**Exercise goal**
Please reproduce the listing below, keeping every line identical to the original.

Annotated layout elements
--

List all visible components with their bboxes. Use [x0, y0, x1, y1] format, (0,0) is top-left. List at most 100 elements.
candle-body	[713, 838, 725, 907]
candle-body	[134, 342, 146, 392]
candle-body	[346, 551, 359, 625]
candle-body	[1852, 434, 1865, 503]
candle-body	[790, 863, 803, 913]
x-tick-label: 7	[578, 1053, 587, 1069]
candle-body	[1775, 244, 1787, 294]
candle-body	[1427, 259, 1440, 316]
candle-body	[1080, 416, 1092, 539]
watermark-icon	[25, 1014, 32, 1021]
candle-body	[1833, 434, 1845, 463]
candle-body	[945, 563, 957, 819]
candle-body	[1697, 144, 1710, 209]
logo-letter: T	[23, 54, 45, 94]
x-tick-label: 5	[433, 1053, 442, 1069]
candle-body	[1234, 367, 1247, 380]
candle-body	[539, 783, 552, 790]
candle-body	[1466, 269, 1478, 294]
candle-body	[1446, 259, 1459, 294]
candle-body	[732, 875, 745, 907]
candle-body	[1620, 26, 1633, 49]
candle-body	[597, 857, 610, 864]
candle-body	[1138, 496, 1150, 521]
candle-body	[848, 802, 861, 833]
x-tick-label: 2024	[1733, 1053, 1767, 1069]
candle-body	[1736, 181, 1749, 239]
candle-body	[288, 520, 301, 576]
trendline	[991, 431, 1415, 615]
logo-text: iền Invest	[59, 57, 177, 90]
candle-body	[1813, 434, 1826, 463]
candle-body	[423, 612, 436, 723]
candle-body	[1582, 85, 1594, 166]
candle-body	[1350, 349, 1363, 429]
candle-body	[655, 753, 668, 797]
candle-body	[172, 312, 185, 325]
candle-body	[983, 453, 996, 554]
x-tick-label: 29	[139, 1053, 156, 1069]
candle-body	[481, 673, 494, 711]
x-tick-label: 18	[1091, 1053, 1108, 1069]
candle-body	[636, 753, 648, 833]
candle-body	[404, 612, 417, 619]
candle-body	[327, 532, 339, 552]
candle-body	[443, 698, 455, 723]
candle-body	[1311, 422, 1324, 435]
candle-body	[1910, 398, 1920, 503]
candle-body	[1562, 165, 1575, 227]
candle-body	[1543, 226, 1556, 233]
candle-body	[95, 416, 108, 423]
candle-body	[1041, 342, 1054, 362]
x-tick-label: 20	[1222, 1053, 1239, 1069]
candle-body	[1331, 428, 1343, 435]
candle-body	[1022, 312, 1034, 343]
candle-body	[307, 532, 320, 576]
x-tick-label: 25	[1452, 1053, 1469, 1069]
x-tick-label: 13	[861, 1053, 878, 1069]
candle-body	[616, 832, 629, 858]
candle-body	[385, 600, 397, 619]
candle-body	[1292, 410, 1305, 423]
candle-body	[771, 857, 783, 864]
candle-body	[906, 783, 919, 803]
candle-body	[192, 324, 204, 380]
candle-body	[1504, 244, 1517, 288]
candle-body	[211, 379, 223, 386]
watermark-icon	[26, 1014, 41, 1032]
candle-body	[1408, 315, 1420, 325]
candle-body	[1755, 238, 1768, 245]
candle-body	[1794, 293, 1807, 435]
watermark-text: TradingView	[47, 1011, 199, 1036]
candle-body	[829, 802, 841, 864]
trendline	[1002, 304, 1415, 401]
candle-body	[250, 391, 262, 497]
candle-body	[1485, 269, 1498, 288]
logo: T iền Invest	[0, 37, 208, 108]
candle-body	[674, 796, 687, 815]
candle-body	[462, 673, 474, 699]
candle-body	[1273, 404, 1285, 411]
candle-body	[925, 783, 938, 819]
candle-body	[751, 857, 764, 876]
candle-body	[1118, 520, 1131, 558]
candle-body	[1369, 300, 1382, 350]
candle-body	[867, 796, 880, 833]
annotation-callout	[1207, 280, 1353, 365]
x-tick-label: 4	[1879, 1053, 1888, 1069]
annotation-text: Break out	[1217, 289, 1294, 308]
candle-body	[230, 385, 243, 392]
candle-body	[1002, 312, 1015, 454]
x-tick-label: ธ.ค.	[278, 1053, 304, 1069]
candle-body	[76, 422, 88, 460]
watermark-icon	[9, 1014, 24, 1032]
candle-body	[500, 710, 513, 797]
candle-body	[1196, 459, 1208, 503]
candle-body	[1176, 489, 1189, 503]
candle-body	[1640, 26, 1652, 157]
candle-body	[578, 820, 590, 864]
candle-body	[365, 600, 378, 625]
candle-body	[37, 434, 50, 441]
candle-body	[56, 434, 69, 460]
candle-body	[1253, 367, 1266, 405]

--

**The result**
List all visible components with their bboxes. Use [x0, y0, x1, y1] format, (0,0) is top-left. List at most 100 elements.
candle-body	[713, 838, 725, 907]
candle-body	[134, 342, 146, 392]
candle-body	[346, 551, 359, 625]
candle-body	[1852, 434, 1865, 503]
candle-body	[790, 863, 803, 913]
x-tick-label: 7	[578, 1053, 587, 1069]
candle-body	[1775, 244, 1787, 294]
candle-body	[1427, 259, 1440, 316]
candle-body	[1080, 416, 1092, 539]
watermark-icon	[25, 1014, 32, 1021]
candle-body	[1833, 434, 1845, 463]
candle-body	[945, 563, 957, 819]
candle-body	[1697, 144, 1710, 209]
logo-letter: T	[23, 54, 45, 94]
x-tick-label: 5	[433, 1053, 442, 1069]
candle-body	[1234, 367, 1247, 380]
candle-body	[539, 783, 552, 790]
candle-body	[1466, 269, 1478, 294]
candle-body	[1446, 259, 1459, 294]
candle-body	[732, 875, 745, 907]
candle-body	[1620, 26, 1633, 49]
candle-body	[597, 857, 610, 864]
candle-body	[1138, 496, 1150, 521]
candle-body	[848, 802, 861, 833]
x-tick-label: 2024	[1733, 1053, 1767, 1069]
candle-body	[1736, 181, 1749, 239]
candle-body	[288, 520, 301, 576]
trendline	[991, 431, 1415, 615]
logo-text: iền Invest	[59, 57, 177, 90]
candle-body	[1813, 434, 1826, 463]
candle-body	[423, 612, 436, 723]
candle-body	[1582, 85, 1594, 166]
candle-body	[1350, 349, 1363, 429]
candle-body	[655, 753, 668, 797]
candle-body	[172, 312, 185, 325]
candle-body	[983, 453, 996, 554]
x-tick-label: 29	[139, 1053, 156, 1069]
candle-body	[481, 673, 494, 711]
x-tick-label: 18	[1091, 1053, 1108, 1069]
candle-body	[636, 753, 648, 833]
candle-body	[404, 612, 417, 619]
candle-body	[327, 532, 339, 552]
candle-body	[443, 698, 455, 723]
candle-body	[1311, 422, 1324, 435]
candle-body	[1910, 398, 1920, 503]
candle-body	[1562, 165, 1575, 227]
candle-body	[1543, 226, 1556, 233]
candle-body	[95, 416, 108, 423]
candle-body	[1041, 342, 1054, 362]
x-tick-label: 20	[1222, 1053, 1239, 1069]
candle-body	[1331, 428, 1343, 435]
candle-body	[1022, 312, 1034, 343]
candle-body	[307, 532, 320, 576]
x-tick-label: 25	[1452, 1053, 1469, 1069]
x-tick-label: 13	[861, 1053, 878, 1069]
candle-body	[616, 832, 629, 858]
candle-body	[385, 600, 397, 619]
candle-body	[1292, 410, 1305, 423]
candle-body	[771, 857, 783, 864]
candle-body	[906, 783, 919, 803]
candle-body	[192, 324, 204, 380]
candle-body	[1504, 244, 1517, 288]
candle-body	[211, 379, 223, 386]
watermark-icon	[26, 1014, 41, 1032]
candle-body	[1408, 315, 1420, 325]
candle-body	[1755, 238, 1768, 245]
candle-body	[1794, 293, 1807, 435]
watermark-text: TradingView	[47, 1011, 199, 1036]
candle-body	[829, 802, 841, 864]
trendline	[1002, 304, 1415, 401]
candle-body	[250, 391, 262, 497]
candle-body	[1485, 269, 1498, 288]
logo: T iền Invest	[0, 37, 208, 108]
candle-body	[674, 796, 687, 815]
candle-body	[462, 673, 474, 699]
candle-body	[1273, 404, 1285, 411]
candle-body	[925, 783, 938, 819]
candle-body	[751, 857, 764, 876]
candle-body	[1118, 520, 1131, 558]
candle-body	[1369, 300, 1382, 350]
candle-body	[867, 796, 880, 833]
annotation-callout	[1207, 280, 1353, 365]
x-tick-label: 4	[1879, 1053, 1888, 1069]
annotation-text: Break out	[1217, 289, 1294, 308]
candle-body	[230, 385, 243, 392]
candle-body	[1002, 312, 1015, 454]
x-tick-label: ธ.ค.	[278, 1053, 304, 1069]
candle-body	[76, 422, 88, 460]
watermark-icon	[9, 1014, 24, 1032]
candle-body	[500, 710, 513, 797]
candle-body	[1196, 459, 1208, 503]
candle-body	[1176, 489, 1189, 503]
candle-body	[1640, 26, 1652, 157]
candle-body	[578, 820, 590, 864]
candle-body	[365, 600, 378, 625]
candle-body	[37, 434, 50, 441]
candle-body	[56, 434, 69, 460]
candle-body	[1253, 367, 1266, 405]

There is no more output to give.